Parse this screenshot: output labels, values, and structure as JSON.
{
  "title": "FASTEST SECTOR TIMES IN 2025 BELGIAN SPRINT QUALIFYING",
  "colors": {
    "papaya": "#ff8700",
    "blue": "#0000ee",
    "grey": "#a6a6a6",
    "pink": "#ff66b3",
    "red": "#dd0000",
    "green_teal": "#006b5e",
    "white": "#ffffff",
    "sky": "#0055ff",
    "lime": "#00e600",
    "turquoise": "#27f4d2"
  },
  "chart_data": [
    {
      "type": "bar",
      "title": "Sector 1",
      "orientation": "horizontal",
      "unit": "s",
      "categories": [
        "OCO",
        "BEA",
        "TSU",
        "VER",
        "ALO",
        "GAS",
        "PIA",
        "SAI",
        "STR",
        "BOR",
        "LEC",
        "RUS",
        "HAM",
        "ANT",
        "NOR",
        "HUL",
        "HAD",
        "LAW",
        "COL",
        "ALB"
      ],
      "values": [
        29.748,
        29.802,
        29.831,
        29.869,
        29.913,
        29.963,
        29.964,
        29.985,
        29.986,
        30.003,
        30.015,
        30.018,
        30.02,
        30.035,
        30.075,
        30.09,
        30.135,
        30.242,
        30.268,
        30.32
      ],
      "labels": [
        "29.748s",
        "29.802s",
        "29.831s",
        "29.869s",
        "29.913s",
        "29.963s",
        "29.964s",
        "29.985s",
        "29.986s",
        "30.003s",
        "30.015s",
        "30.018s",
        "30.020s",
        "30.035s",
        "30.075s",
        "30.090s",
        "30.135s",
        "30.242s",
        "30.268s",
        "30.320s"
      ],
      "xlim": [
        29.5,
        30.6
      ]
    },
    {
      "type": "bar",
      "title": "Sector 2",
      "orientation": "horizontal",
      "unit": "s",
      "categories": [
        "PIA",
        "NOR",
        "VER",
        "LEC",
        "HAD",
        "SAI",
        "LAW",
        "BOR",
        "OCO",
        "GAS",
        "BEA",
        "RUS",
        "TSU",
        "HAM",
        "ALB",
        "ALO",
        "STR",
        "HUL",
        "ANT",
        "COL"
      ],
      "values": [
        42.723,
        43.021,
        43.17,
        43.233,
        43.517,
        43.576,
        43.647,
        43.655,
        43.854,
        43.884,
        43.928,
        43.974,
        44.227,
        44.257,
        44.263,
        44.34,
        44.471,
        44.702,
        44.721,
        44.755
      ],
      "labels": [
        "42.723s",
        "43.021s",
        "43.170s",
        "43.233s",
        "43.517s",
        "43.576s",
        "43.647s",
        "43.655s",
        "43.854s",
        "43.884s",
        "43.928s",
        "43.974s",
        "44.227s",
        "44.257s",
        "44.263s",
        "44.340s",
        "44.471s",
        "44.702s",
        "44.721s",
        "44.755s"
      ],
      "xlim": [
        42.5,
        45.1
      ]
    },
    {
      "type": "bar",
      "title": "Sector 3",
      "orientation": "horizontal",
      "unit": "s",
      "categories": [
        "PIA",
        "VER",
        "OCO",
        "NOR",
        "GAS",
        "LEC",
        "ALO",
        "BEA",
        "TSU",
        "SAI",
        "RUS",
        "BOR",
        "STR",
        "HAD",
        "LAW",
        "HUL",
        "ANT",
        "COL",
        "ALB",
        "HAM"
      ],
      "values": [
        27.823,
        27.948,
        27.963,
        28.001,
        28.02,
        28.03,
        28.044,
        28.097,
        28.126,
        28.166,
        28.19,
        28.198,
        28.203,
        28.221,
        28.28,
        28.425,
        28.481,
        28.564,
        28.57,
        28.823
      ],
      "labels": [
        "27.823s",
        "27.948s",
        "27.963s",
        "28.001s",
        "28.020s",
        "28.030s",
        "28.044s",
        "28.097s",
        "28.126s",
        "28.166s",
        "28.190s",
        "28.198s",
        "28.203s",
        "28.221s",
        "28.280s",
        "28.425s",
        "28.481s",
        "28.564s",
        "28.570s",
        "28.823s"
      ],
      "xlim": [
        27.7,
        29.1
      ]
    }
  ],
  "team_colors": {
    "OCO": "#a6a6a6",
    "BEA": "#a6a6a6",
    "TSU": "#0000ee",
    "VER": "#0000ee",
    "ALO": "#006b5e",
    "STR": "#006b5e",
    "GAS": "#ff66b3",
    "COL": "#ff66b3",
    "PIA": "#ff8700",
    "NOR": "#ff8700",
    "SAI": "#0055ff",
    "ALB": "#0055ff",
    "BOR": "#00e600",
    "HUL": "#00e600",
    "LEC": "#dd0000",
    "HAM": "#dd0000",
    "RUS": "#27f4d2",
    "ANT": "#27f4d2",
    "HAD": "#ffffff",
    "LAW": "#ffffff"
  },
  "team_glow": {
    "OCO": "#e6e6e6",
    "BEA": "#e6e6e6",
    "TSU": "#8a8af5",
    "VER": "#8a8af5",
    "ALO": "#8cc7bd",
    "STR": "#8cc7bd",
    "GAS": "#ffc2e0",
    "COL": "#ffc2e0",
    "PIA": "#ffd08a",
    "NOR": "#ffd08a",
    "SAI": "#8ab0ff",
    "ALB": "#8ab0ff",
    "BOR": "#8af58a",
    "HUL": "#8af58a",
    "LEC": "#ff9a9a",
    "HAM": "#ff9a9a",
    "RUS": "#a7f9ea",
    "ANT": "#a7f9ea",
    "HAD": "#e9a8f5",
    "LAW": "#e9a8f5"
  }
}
========
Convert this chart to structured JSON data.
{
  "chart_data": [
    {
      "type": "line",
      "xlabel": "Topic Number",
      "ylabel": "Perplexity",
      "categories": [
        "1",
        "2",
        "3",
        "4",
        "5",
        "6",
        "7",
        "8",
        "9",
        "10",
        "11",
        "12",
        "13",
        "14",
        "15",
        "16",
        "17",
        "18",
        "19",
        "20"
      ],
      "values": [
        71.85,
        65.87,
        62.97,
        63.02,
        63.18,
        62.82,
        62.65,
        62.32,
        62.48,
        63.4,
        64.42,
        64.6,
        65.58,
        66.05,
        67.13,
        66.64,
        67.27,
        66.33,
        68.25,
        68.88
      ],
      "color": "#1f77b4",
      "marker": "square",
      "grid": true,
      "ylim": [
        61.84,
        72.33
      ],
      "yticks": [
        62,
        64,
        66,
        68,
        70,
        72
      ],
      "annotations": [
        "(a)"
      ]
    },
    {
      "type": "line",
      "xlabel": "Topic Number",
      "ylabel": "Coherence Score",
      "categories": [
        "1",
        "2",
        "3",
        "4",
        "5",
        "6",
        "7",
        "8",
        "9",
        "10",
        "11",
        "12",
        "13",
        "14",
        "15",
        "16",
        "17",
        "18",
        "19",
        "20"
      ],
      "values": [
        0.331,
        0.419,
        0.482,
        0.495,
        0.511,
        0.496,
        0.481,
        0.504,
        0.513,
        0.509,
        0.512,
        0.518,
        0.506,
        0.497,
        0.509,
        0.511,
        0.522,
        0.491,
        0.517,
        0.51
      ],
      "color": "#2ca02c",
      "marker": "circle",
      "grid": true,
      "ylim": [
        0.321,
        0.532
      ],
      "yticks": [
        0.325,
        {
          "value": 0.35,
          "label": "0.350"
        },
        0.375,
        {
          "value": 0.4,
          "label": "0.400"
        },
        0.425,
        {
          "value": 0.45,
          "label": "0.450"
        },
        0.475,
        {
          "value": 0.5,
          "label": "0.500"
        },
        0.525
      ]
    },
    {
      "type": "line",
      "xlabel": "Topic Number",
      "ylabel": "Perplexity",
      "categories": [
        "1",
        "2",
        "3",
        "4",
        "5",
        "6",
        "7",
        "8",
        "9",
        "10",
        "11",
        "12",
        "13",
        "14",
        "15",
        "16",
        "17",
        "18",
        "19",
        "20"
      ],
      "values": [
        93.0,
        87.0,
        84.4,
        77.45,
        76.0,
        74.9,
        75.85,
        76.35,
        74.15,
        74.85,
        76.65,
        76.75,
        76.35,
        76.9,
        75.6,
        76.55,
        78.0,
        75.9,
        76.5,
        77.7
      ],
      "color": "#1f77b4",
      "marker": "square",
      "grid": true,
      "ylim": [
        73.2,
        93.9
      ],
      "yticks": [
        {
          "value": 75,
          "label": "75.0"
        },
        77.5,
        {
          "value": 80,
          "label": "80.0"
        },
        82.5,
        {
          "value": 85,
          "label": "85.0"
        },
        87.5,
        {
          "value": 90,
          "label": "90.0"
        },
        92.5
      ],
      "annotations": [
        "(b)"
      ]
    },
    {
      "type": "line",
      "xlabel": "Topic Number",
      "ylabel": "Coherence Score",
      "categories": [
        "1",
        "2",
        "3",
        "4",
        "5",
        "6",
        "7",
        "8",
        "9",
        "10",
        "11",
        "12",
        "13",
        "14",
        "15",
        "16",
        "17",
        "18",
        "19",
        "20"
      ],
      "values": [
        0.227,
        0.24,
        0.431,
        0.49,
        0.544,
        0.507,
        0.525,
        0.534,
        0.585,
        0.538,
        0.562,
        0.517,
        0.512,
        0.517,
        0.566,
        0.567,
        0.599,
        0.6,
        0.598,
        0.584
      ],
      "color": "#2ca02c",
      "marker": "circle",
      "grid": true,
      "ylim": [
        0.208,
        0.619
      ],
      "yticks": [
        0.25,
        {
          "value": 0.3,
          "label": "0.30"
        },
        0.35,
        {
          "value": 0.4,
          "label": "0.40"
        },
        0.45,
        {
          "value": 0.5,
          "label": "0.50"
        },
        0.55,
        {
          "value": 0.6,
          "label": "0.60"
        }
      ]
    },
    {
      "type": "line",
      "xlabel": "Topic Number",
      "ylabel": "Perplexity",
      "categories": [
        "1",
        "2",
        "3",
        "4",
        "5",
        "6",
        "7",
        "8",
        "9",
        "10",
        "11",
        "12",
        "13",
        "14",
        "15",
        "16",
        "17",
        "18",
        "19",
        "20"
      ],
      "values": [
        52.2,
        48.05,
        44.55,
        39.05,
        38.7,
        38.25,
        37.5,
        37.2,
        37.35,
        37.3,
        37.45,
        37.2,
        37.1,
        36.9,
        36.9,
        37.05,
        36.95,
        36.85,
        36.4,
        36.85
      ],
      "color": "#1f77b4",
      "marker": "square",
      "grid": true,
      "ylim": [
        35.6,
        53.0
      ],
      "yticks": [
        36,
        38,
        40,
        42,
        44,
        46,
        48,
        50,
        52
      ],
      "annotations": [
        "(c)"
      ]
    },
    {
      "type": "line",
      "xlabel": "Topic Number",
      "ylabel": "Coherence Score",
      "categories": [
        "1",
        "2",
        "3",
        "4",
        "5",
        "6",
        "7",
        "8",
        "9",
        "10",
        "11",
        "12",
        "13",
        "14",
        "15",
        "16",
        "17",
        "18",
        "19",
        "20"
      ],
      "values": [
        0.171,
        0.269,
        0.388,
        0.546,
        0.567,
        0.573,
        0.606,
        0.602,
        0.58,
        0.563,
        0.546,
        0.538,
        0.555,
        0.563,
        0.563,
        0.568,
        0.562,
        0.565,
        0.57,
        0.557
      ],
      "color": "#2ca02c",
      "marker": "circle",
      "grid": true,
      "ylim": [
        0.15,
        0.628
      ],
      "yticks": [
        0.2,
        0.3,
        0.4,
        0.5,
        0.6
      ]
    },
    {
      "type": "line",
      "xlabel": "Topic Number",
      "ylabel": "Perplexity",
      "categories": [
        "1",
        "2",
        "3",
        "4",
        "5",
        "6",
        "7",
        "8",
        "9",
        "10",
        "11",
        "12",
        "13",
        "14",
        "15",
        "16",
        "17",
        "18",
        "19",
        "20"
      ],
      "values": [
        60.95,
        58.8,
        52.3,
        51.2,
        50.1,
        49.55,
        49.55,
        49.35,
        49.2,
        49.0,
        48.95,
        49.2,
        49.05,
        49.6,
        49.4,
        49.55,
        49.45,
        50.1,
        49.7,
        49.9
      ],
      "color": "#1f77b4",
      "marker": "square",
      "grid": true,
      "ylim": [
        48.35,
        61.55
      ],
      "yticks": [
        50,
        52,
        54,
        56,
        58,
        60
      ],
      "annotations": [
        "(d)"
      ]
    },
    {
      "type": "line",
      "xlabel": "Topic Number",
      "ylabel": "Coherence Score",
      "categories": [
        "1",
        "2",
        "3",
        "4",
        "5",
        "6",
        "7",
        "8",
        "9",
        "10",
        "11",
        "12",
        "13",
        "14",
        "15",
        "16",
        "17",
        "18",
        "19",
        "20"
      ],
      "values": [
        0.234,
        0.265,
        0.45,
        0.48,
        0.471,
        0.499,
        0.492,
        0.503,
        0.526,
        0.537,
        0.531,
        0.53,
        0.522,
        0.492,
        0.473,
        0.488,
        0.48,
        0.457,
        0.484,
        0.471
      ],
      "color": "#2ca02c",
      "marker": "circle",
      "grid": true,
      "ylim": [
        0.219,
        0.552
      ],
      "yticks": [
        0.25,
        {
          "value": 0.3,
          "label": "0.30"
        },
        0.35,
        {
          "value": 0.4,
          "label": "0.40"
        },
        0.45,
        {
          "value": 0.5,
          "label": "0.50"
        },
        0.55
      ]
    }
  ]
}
========
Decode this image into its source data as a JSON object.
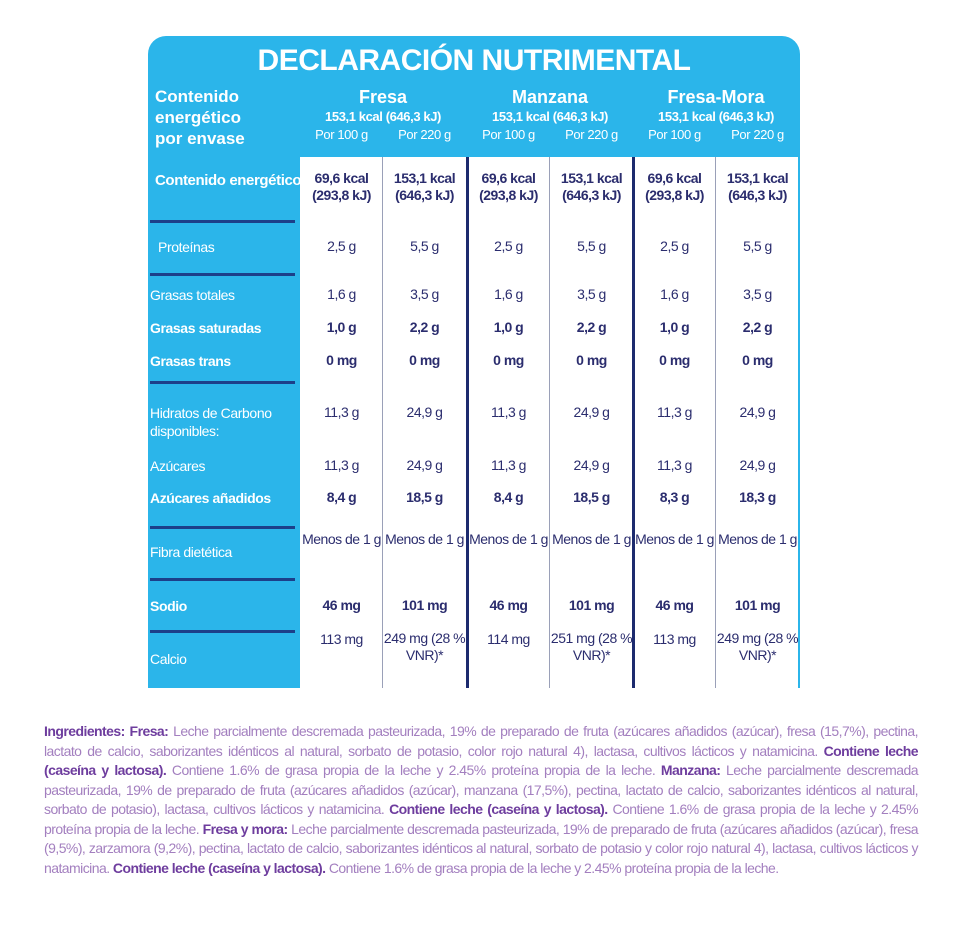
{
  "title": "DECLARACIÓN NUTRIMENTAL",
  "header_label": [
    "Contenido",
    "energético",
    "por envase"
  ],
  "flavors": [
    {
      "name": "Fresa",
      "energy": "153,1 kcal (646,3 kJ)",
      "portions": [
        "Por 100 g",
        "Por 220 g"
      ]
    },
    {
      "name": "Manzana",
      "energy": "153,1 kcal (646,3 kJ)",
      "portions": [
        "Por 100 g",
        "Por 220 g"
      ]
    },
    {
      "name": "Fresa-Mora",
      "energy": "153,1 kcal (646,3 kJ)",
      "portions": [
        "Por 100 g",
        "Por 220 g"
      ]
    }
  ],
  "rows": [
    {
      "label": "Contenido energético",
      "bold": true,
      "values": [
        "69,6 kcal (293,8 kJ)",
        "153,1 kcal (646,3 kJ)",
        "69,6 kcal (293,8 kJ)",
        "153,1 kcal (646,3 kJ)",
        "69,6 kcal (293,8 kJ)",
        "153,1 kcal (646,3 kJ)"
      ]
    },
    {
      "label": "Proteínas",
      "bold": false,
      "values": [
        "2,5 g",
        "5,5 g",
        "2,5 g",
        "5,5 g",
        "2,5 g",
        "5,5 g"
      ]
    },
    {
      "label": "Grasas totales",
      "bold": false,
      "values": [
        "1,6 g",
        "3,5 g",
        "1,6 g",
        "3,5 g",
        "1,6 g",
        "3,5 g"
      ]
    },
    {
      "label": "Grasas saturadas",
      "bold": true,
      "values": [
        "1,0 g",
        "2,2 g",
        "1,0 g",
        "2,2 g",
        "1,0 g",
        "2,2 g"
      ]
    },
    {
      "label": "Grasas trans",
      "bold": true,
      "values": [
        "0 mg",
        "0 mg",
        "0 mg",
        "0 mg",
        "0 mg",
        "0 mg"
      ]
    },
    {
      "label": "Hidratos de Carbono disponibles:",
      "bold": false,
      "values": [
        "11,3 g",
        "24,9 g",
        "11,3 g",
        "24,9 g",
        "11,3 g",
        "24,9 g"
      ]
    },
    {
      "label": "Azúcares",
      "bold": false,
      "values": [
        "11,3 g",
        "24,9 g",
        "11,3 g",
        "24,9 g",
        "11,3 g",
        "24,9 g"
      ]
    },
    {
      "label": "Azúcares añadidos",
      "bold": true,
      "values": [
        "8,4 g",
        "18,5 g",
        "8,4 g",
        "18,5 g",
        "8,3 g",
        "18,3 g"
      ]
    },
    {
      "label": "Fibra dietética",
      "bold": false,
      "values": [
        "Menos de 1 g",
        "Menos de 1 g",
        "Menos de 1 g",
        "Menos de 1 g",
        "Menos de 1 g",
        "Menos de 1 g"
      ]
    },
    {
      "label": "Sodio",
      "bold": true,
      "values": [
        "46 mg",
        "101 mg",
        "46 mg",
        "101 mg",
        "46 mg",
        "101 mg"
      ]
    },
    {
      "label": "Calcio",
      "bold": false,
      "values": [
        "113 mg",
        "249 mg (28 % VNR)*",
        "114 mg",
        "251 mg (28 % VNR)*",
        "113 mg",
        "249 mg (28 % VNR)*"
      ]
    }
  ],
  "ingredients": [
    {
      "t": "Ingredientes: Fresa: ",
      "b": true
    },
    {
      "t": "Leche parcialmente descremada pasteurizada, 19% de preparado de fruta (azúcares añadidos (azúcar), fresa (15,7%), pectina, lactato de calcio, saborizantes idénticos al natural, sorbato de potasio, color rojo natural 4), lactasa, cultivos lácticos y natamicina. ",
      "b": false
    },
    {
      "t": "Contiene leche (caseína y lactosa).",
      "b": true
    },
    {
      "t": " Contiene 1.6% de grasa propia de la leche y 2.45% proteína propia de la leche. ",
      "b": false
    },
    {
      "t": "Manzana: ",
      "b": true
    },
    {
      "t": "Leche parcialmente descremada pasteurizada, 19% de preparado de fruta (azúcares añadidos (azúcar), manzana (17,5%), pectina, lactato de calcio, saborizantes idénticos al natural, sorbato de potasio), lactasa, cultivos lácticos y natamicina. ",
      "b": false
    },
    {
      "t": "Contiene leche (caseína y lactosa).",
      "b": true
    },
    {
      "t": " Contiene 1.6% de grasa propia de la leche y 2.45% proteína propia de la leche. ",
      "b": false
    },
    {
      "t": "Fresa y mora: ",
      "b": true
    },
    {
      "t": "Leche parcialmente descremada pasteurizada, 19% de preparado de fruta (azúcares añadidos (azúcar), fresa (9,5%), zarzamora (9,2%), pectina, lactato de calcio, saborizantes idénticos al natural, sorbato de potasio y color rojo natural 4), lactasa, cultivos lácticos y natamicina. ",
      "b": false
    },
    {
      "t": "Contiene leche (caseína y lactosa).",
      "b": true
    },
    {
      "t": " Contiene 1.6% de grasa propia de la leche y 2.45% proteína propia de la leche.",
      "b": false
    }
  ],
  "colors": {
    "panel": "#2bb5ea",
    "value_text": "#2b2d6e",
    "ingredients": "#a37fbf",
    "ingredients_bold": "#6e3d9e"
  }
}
========
**GOAL OF THE EXERCISE:** Filter for "Contenido". Return all lines that hold it.

**RESPONSE TO THIS TASK:**
    "Contenido",
      "label": "Contenido energético",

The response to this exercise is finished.